» **INPUT ROWS**:
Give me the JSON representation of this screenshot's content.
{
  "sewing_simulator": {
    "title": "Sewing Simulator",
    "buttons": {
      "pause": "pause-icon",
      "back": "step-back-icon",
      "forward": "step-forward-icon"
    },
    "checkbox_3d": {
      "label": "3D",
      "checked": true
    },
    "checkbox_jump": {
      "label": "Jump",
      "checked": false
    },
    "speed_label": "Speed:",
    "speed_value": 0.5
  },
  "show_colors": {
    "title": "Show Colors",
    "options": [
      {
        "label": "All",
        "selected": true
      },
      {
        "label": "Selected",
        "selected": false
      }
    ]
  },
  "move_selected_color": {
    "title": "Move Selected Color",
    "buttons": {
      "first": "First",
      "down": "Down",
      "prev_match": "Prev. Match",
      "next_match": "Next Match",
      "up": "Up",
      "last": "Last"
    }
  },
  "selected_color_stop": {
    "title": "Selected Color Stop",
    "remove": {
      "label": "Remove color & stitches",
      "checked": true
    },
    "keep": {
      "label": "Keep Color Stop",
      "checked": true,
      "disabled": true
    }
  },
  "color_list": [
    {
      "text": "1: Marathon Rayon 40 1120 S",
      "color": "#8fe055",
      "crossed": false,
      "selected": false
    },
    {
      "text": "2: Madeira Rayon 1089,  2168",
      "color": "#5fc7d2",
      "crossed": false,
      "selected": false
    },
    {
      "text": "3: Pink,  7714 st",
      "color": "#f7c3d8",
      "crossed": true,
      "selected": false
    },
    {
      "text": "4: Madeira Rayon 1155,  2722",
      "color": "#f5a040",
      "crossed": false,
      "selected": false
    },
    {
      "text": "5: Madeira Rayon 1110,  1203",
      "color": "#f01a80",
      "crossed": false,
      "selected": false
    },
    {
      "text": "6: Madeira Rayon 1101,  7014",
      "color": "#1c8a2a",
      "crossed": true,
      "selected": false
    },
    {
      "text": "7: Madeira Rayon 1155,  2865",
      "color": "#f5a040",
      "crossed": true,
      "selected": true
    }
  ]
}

» **EXERCISE GOAL**: Above are some records. Report the number of their lines that include "step", and add nothing else.

» **RESULT BELOW**: 2